Source material -

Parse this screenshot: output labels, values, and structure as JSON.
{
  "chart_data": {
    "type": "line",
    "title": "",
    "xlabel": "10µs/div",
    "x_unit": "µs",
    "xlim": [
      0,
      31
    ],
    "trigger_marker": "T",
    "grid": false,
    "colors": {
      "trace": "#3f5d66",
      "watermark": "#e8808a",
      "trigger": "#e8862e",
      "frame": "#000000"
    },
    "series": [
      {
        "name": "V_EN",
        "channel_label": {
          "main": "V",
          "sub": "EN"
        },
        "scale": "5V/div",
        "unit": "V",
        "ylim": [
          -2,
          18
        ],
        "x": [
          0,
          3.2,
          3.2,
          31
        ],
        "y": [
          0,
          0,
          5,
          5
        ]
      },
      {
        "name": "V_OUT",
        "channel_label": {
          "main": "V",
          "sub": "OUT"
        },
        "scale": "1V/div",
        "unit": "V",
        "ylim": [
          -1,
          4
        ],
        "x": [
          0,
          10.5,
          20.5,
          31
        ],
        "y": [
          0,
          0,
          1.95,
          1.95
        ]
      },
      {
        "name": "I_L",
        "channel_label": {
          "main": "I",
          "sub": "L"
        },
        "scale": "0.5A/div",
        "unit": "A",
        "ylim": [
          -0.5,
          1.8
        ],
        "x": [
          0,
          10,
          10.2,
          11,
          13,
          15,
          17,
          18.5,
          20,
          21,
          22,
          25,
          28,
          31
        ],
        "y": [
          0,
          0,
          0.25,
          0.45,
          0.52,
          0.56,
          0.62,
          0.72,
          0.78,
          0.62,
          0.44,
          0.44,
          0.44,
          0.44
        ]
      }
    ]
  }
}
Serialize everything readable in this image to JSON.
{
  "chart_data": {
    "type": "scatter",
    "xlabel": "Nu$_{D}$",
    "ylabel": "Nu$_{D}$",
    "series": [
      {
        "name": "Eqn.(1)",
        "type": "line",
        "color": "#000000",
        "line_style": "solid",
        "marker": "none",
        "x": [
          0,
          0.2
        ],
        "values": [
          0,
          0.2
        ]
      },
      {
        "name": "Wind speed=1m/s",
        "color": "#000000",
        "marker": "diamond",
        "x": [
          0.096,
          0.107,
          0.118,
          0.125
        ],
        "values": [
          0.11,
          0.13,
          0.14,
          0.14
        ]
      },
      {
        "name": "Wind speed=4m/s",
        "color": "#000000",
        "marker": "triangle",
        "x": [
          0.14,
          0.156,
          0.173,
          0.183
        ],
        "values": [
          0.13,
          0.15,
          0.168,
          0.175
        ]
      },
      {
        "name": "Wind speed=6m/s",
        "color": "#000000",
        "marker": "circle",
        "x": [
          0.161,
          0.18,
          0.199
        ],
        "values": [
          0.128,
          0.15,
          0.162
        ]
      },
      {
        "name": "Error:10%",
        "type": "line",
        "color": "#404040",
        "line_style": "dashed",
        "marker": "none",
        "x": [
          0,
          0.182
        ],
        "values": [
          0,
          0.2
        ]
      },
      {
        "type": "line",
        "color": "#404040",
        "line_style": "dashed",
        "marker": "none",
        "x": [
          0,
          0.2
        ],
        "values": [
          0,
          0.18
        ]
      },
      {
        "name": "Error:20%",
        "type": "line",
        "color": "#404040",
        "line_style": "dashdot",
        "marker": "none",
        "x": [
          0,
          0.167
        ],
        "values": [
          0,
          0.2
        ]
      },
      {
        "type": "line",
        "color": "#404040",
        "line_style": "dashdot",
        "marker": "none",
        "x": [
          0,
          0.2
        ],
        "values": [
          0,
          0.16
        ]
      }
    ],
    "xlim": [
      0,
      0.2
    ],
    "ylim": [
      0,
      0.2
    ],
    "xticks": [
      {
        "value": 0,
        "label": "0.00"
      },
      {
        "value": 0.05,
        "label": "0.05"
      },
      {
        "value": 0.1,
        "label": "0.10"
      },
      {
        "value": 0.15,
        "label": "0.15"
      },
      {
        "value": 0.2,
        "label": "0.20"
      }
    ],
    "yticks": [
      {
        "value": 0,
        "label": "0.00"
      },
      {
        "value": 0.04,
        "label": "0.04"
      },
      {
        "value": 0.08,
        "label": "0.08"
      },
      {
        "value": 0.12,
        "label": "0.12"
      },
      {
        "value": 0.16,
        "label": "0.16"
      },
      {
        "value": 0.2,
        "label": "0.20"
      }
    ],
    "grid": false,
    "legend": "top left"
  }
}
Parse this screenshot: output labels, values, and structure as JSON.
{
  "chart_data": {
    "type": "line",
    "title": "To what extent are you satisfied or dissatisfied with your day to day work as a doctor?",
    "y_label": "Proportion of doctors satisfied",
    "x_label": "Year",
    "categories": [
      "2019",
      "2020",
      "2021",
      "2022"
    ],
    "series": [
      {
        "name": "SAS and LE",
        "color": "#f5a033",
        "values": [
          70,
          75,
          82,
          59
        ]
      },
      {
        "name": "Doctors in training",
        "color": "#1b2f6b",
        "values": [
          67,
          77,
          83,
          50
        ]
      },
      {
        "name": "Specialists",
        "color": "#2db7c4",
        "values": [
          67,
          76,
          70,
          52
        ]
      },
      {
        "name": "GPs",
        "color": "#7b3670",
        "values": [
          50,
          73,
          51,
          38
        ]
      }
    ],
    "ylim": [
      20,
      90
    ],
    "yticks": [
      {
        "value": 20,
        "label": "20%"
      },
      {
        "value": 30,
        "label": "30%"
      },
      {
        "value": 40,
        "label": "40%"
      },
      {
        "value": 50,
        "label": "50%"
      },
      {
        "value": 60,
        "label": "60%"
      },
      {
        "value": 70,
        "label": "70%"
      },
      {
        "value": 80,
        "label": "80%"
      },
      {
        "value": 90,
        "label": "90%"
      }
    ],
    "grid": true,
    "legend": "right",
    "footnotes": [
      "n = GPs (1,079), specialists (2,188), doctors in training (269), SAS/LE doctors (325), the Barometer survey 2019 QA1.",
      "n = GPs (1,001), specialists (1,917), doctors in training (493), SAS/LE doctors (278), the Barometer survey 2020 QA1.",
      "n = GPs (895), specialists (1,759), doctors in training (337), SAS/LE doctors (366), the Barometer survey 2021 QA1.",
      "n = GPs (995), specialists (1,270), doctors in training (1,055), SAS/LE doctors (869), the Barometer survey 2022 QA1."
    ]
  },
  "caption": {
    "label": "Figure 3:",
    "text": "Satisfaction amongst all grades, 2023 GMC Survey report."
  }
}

Given problem - Take the entries above and transcribe them exactly.

Output of the exercise -
Parse this screenshot: output labels, values, and structure as JSON.
{
  "chart_data": {
    "type": "line",
    "title": "",
    "xlabel": "10µs/div",
    "x_unit": "µs",
    "xlim": [
      0,
      31
    ],
    "trigger_marker": "T",
    "grid": false,
    "colors": {
      "trace": "#3f5d66",
      "watermark": "#e8808a",
      "trigger": "#e8862e",
      "frame": "#000000"
    },
    "series": [
      {
        "name": "V_EN",
        "channel_label": {
          "main": "V",
          "sub": "EN"
        },
        "scale": "5V/div",
        "unit": "V",
        "ylim": [
          -2,
          18
        ],
        "x": [
          0,
          3.2,
          3.2,
          31
        ],
        "y": [
          0,
          0,
          5,
          5
        ]
      },
      {
        "name": "V_OUT",
        "channel_label": {
          "main": "V",
          "sub": "OUT"
        },
        "scale": "1V/div",
        "unit": "V",
        "ylim": [
          -1,
          4
        ],
        "x": [
          0,
          10.5,
          20.5,
          31
        ],
        "y": [
          0,
          0,
          1.95,
          1.95
        ]
      },
      {
        "name": "I_L",
        "channel_label": {
          "main": "I",
          "sub": "L"
        },
        "scale": "0.5A/div",
        "unit": "A",
        "ylim": [
          -0.5,
          1.8
        ],
        "x": [
          0,
          10,
          10.2,
          11,
          13,
          15,
          17,
          18.5,
          20,
          21,
          22,
          25,
          28,
          31
        ],
        "y": [
          0,
          0,
          0.25,
          0.45,
          0.52,
          0.56,
          0.62,
          0.72,
          0.78,
          0.62,
          0.44,
          0.44,
          0.44,
          0.44
        ]
      }
    ]
  }
}
Serialize everything readable in this image to JSON.
{
  "chart_data": {
    "type": "scatter",
    "xlabel": "Nu$_{D}$",
    "ylabel": "Nu$_{D}$",
    "series": [
      {
        "name": "Eqn.(1)",
        "type": "line",
        "color": "#000000",
        "line_style": "solid",
        "marker": "none",
        "x": [
          0,
          0.2
        ],
        "values": [
          0,
          0.2
        ]
      },
      {
        "name": "Wind speed=1m/s",
        "color": "#000000",
        "marker": "diamond",
        "x": [
          0.096,
          0.107,
          0.118,
          0.125
        ],
        "values": [
          0.11,
          0.13,
          0.14,
          0.14
        ]
      },
      {
        "name": "Wind speed=4m/s",
        "color": "#000000",
        "marker": "triangle",
        "x": [
          0.14,
          0.156,
          0.173,
          0.183
        ],
        "values": [
          0.13,
          0.15,
          0.168,
          0.175
        ]
      },
      {
        "name": "Wind speed=6m/s",
        "color": "#000000",
        "marker": "circle",
        "x": [
          0.161,
          0.18,
          0.199
        ],
        "values": [
          0.128,
          0.15,
          0.162
        ]
      },
      {
        "name": "Error:10%",
        "type": "line",
        "color": "#404040",
        "line_style": "dashed",
        "marker": "none",
        "x": [
          0,
          0.182
        ],
        "values": [
          0,
          0.2
        ]
      },
      {
        "type": "line",
        "color": "#404040",
        "line_style": "dashed",
        "marker": "none",
        "x": [
          0,
          0.2
        ],
        "values": [
          0,
          0.18
        ]
      },
      {
        "name": "Error:20%",
        "type": "line",
        "color": "#404040",
        "line_style": "dashdot",
        "marker": "none",
        "x": [
          0,
          0.167
        ],
        "values": [
          0,
          0.2
        ]
      },
      {
        "type": "line",
        "color": "#404040",
        "line_style": "dashdot",
        "marker": "none",
        "x": [
          0,
          0.2
        ],
        "values": [
          0,
          0.16
        ]
      }
    ],
    "xlim": [
      0,
      0.2
    ],
    "ylim": [
      0,
      0.2
    ],
    "xticks": [
      {
        "value": 0,
        "label": "0.00"
      },
      {
        "value": 0.05,
        "label": "0.05"
      },
      {
        "value": 0.1,
        "label": "0.10"
      },
      {
        "value": 0.15,
        "label": "0.15"
      },
      {
        "value": 0.2,
        "label": "0.20"
      }
    ],
    "yticks": [
      {
        "value": 0,
        "label": "0.00"
      },
      {
        "value": 0.04,
        "label": "0.04"
      },
      {
        "value": 0.08,
        "label": "0.08"
      },
      {
        "value": 0.12,
        "label": "0.12"
      },
      {
        "value": 0.16,
        "label": "0.16"
      },
      {
        "value": 0.2,
        "label": "0.20"
      }
    ],
    "grid": false,
    "legend": "top left"
  }
}
Parse this screenshot: output labels, values, and structure as JSON.
{
  "chart_data": {
    "type": "line",
    "title": "To what extent are you satisfied or dissatisfied with your day to day work as a doctor?",
    "y_label": "Proportion of doctors satisfied",
    "x_label": "Year",
    "categories": [
      "2019",
      "2020",
      "2021",
      "2022"
    ],
    "series": [
      {
        "name": "SAS and LE",
        "color": "#f5a033",
        "values": [
          70,
          75,
          82,
          59
        ]
      },
      {
        "name": "Doctors in training",
        "color": "#1b2f6b",
        "values": [
          67,
          77,
          83,
          50
        ]
      },
      {
        "name": "Specialists",
        "color": "#2db7c4",
        "values": [
          67,
          76,
          70,
          52
        ]
      },
      {
        "name": "GPs",
        "color": "#7b3670",
        "values": [
          50,
          73,
          51,
          38
        ]
      }
    ],
    "ylim": [
      20,
      90
    ],
    "yticks": [
      {
        "value": 20,
        "label": "20%"
      },
      {
        "value": 30,
        "label": "30%"
      },
      {
        "value": 40,
        "label": "40%"
      },
      {
        "value": 50,
        "label": "50%"
      },
      {
        "value": 60,
        "label": "60%"
      },
      {
        "value": 70,
        "label": "70%"
      },
      {
        "value": 80,
        "label": "80%"
      },
      {
        "value": 90,
        "label": "90%"
      }
    ],
    "grid": true,
    "legend": "right",
    "footnotes": [
      "n = GPs (1,079), specialists (2,188), doctors in training (269), SAS/LE doctors (325), the Barometer survey 2019 QA1.",
      "n = GPs (1,001), specialists (1,917), doctors in training (493), SAS/LE doctors (278), the Barometer survey 2020 QA1.",
      "n = GPs (895), specialists (1,759), doctors in training (337), SAS/LE doctors (366), the Barometer survey 2021 QA1.",
      "n = GPs (995), specialists (1,270), doctors in training (1,055), SAS/LE doctors (869), the Barometer survey 2022 QA1."
    ]
  },
  "caption": {
    "label": "Figure 3:",
    "text": "Satisfaction amongst all grades, 2023 GMC Survey report."
  }
}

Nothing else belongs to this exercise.